__What the task requires__. Copy the entries below line for line without any changes, leaving out the pictures.

__Rows__.
◇ ◇ ◇ ◇
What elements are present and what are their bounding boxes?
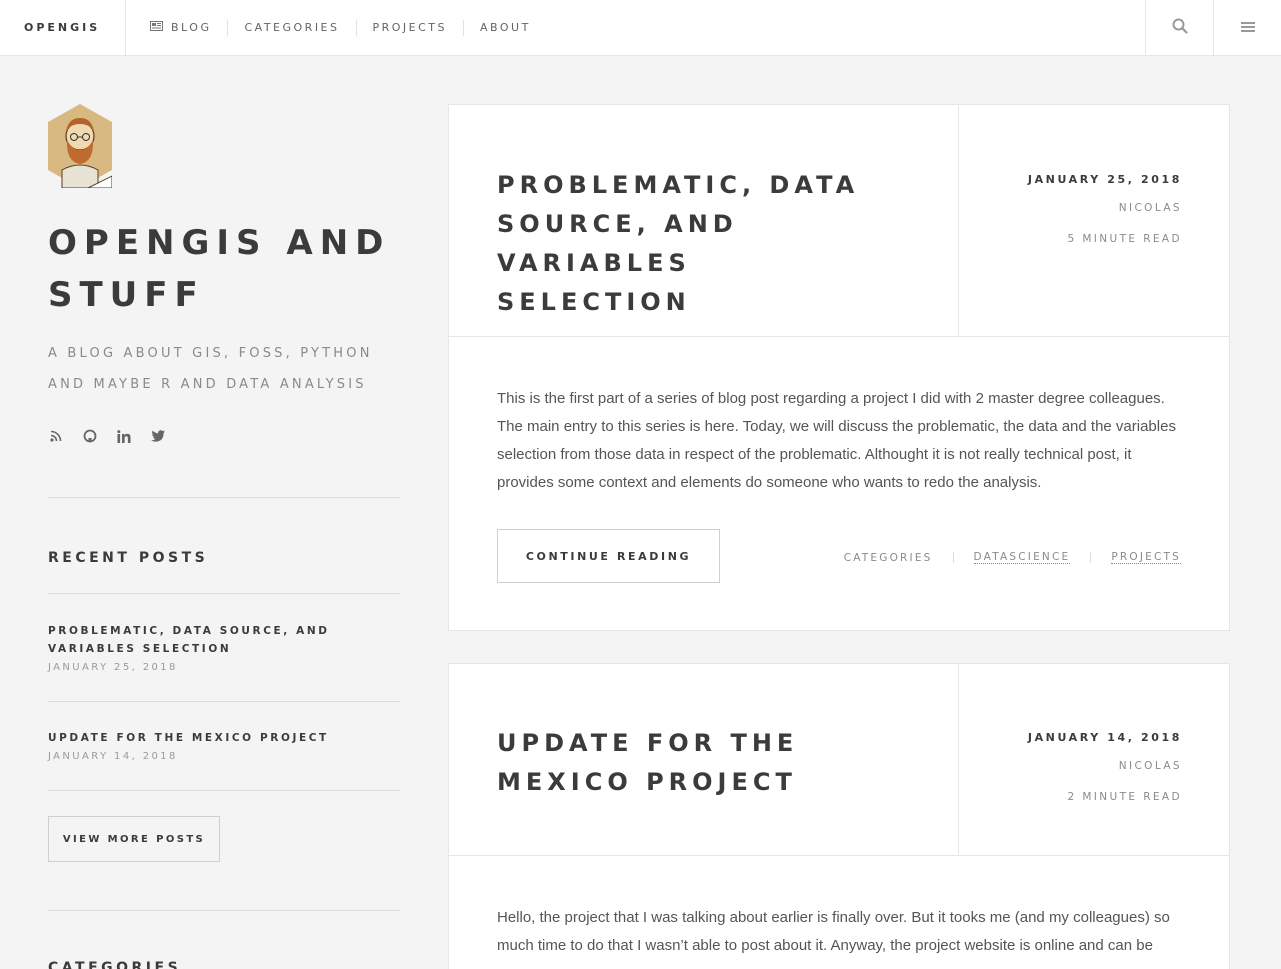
post-read-time: 2 MINUTE READ [1067,791,1182,803]
post-title-line: UPDATE FOR THE [497,729,799,757]
tag-datascience[interactable]: DATASCIENCE [973,551,1071,564]
recent-post-date: JANUARY 14, 2018 [48,751,178,762]
post-body: Hello, the project that I was talking ab… [449,856,1229,969]
post-tags: CATEGORIES DATASCIENCE PROJECTS [844,551,1181,564]
post-title-line: MEXICO PROJECT [497,768,797,796]
recent-post-title[interactable]: PROBLEMATIC, DATA SOURCE, AND VARIABLES … [48,622,400,658]
post-date: JANUARY 14, 2018 [1027,731,1182,744]
nav-link-blog[interactable]: BLOG [126,20,227,36]
newspaper-icon [150,21,163,34]
site-subtitle-line: AND MAYBE R AND DATA ANALYSIS [48,377,367,392]
post-title[interactable]: PROBLEMATIC, DATA SOURCE, AND VARIABLES … [497,166,897,322]
search-icon [1172,18,1188,38]
site-title[interactable]: OPENGIS AND STUFF [48,217,408,321]
excerpt-line: selection from those data in respect of … [497,446,1132,463]
post-header: PROBLEMATIC, DATA SOURCE, AND VARIABLES … [449,105,1229,337]
divider [48,593,400,594]
post-header: UPDATE FOR THE MEXICO PROJECT JANUARY 14… [449,664,1229,856]
recent-post-item[interactable]: UPDATE FOR THE MEXICO PROJECT JANUARY 14… [48,729,400,762]
post-title[interactable]: UPDATE FOR THE MEXICO PROJECT [497,724,897,802]
excerpt-line: The main entry to this series is here. T… [497,418,1176,435]
nav-link-projects[interactable]: PROJECTS [355,19,464,36]
excerpt-line: This is the first part of a series of bl… [497,390,1165,407]
avatar[interactable] [48,104,113,189]
excerpt-line: Hello, the project that I was talking ab… [497,909,1170,926]
post-excerpt: This is the first part of a series of bl… [497,385,1185,497]
post-title-line: VARIABLES SELECTION [497,249,691,316]
categories-heading: CATEGORIES [48,960,182,969]
nav-link-label: BLOG [171,21,212,34]
nav-links: BLOG CATEGORIES PROJECTS ABOUT [126,0,547,55]
github-icon[interactable] [82,428,98,444]
post-read-time: 5 MINUTE READ [1067,233,1182,245]
tags-label: CATEGORIES [843,551,933,564]
recent-posts-heading: RECENT POSTS [48,550,209,566]
recent-post-title[interactable]: UPDATE FOR THE MEXICO PROJECT [48,729,400,747]
recent-post-item[interactable]: PROBLEMATIC, DATA SOURCE, AND VARIABLES … [48,622,400,673]
post-meta: JANUARY 25, 2018 NICOLAS 5 MINUTE READ [958,105,1230,336]
post-card: PROBLEMATIC, DATA SOURCE, AND VARIABLES … [448,104,1230,631]
tag-separator [952,552,954,563]
divider [48,790,400,791]
post-excerpt: Hello, the project that I was talking ab… [497,904,1185,960]
post-date: JANUARY 25, 2018 [1027,173,1182,186]
nav-link-categories[interactable]: CATEGORIES [227,19,355,36]
brand-link[interactable]: OPENGIS [0,0,126,55]
tag-projects[interactable]: PROJECTS [1111,551,1181,564]
site-subtitle-line: A BLOG ABOUT GIS, FOSS, PYTHON [48,346,373,361]
linkedin-icon[interactable] [116,428,132,444]
site-subtitle: A BLOG ABOUT GIS, FOSS, PYTHON AND MAYBE… [48,338,388,400]
search-button[interactable] [1145,0,1213,55]
twitter-icon[interactable] [150,428,166,444]
nav-link-about[interactable]: ABOUT [463,19,547,36]
post-meta: JANUARY 14, 2018 NICOLAS 2 MINUTE READ [958,664,1230,855]
view-more-posts-button[interactable]: VIEW MORE POSTS [48,816,220,862]
excerpt-line: provides some context and elements do so… [497,474,1042,491]
recent-post-title-line: PROBLEMATIC, DATA SOURCE, AND [48,625,330,637]
hamburger-menu-icon [1240,18,1255,37]
divider [48,497,400,498]
divider [48,910,400,911]
excerpt-line: much time to do that I wasn’t able to po… [497,937,1153,954]
post-title-line: PROBLEMATIC, DATA [497,171,860,199]
site-title-line: OPENGIS AND [48,223,391,263]
social-links [48,428,166,444]
tag-separator [1090,552,1092,563]
recent-post-date: JANUARY 25, 2018 [48,662,178,673]
top-navbar: OPENGIS BLOG CATEGORIES PROJECTS ABOUT [0,0,1281,56]
post-card: UPDATE FOR THE MEXICO PROJECT JANUARY 14… [448,663,1230,969]
menu-button[interactable] [1213,0,1281,55]
continue-reading-button[interactable]: CONTINUE READING [497,529,720,583]
post-body: This is the first part of a series of bl… [449,337,1229,631]
post-author[interactable]: NICOLAS [1119,202,1182,214]
recent-post-title-line: VARIABLES SELECTION [48,643,232,655]
post-author[interactable]: NICOLAS [1119,760,1182,772]
rss-icon[interactable] [48,428,64,444]
site-title-line: STUFF [48,275,205,315]
post-title-line: SOURCE, AND [497,210,738,238]
divider [48,701,400,702]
◇ ◇ ◇ ◇
__Answer to this problem__.
What elements are present and what are their bounding boxes?
post-read-time: 2 MINUTE READ [1067,791,1182,803]
post-title-line: UPDATE FOR THE [497,729,799,757]
tag-datascience[interactable]: DATASCIENCE [973,551,1071,564]
recent-post-date: JANUARY 14, 2018 [48,751,178,762]
post-body: Hello, the project that I was talking ab… [449,856,1229,969]
post-tags: CATEGORIES DATASCIENCE PROJECTS [844,551,1181,564]
post-title-line: MEXICO PROJECT [497,768,797,796]
recent-post-title[interactable]: PROBLEMATIC, DATA SOURCE, AND VARIABLES … [48,622,400,658]
post-date: JANUARY 14, 2018 [1027,731,1182,744]
nav-link-blog[interactable]: BLOG [126,20,227,36]
newspaper-icon [150,21,163,34]
site-subtitle-line: AND MAYBE R AND DATA ANALYSIS [48,377,367,392]
post-title[interactable]: PROBLEMATIC, DATA SOURCE, AND VARIABLES … [497,166,897,322]
search-icon [1172,18,1188,38]
site-title[interactable]: OPENGIS AND STUFF [48,217,408,321]
excerpt-line: selection from those data in respect of … [497,446,1132,463]
post-header: PROBLEMATIC, DATA SOURCE, AND VARIABLES … [449,105,1229,337]
divider [48,593,400,594]
post-header: UPDATE FOR THE MEXICO PROJECT JANUARY 14… [449,664,1229,856]
recent-post-item[interactable]: UPDATE FOR THE MEXICO PROJECT JANUARY 14… [48,729,400,762]
post-title[interactable]: UPDATE FOR THE MEXICO PROJECT [497,724,897,802]
excerpt-line: The main entry to this series is here. T… [497,418,1176,435]
nav-link-projects[interactable]: PROJECTS [355,19,464,36]
excerpt-line: This is the first part of a series of bl… [497,390,1165,407]
avatar[interactable] [48,104,113,189]
excerpt-line: Hello, the project that I was talking ab… [497,909,1170,926]
post-excerpt: This is the first part of a series of bl… [497,385,1185,497]
post-title-line: VARIABLES SELECTION [497,249,691,316]
categories-heading: CATEGORIES [48,960,182,969]
nav-link-label: BLOG [171,21,212,34]
nav-links: BLOG CATEGORIES PROJECTS ABOUT [126,0,547,55]
github-icon[interactable] [82,428,98,444]
post-read-time: 5 MINUTE READ [1067,233,1182,245]
tags-label: CATEGORIES [843,551,933,564]
recent-posts-heading: RECENT POSTS [48,550,209,566]
recent-post-title[interactable]: UPDATE FOR THE MEXICO PROJECT [48,729,400,747]
recent-post-item[interactable]: PROBLEMATIC, DATA SOURCE, AND VARIABLES … [48,622,400,673]
post-meta: JANUARY 25, 2018 NICOLAS 5 MINUTE READ [958,105,1230,336]
post-card: PROBLEMATIC, DATA SOURCE, AND VARIABLES … [448,104,1230,631]
tag-separator [952,552,954,563]
divider [48,790,400,791]
post-excerpt: Hello, the project that I was talking ab… [497,904,1185,960]
post-date: JANUARY 25, 2018 [1027,173,1182,186]
nav-link-categories[interactable]: CATEGORIES [227,19,355,36]
brand-link[interactable]: OPENGIS [0,0,126,55]
tag-projects[interactable]: PROJECTS [1111,551,1181,564]
site-subtitle-line: A BLOG ABOUT GIS, FOSS, PYTHON [48,346,373,361]
linkedin-icon[interactable] [116,428,132,444]
site-subtitle: A BLOG ABOUT GIS, FOSS, PYTHON AND MAYBE… [48,338,388,400]
search-button[interactable] [1145,0,1213,55]
twitter-icon[interactable] [150,428,166,444]
nav-link-about[interactable]: ABOUT [463,19,547,36]
post-meta: JANUARY 14, 2018 NICOLAS 2 MINUTE READ [958,664,1230,855]
view-more-posts-button[interactable]: VIEW MORE POSTS [48,816,220,862]
excerpt-line: provides some context and elements do so… [497,474,1042,491]
recent-post-title-line: PROBLEMATIC, DATA SOURCE, AND [48,625,330,637]
hamburger-menu-icon [1240,18,1255,37]
divider [48,497,400,498]
divider [48,910,400,911]
excerpt-line: much time to do that I wasn’t able to po… [497,937,1153,954]
post-title-line: PROBLEMATIC, DATA [497,171,860,199]
site-title-line: OPENGIS AND [48,223,391,263]
social-links [48,428,166,444]
tag-separator [1090,552,1092,563]
recent-post-date: JANUARY 25, 2018 [48,662,178,673]
top-navbar: OPENGIS BLOG CATEGORIES PROJECTS ABOUT [0,0,1281,56]
post-card: UPDATE FOR THE MEXICO PROJECT JANUARY 14… [448,663,1230,969]
menu-button[interactable] [1213,0,1281,55]
continue-reading-button[interactable]: CONTINUE READING [497,529,720,583]
post-body: This is the first part of a series of bl… [449,337,1229,631]
post-author[interactable]: NICOLAS [1119,202,1182,214]
recent-post-title-line: VARIABLES SELECTION [48,643,232,655]
post-author[interactable]: NICOLAS [1119,760,1182,772]
rss-icon[interactable] [48,428,64,444]
site-title-line: STUFF [48,275,205,315]
post-title-line: SOURCE, AND [497,210,738,238]
divider [48,701,400,702]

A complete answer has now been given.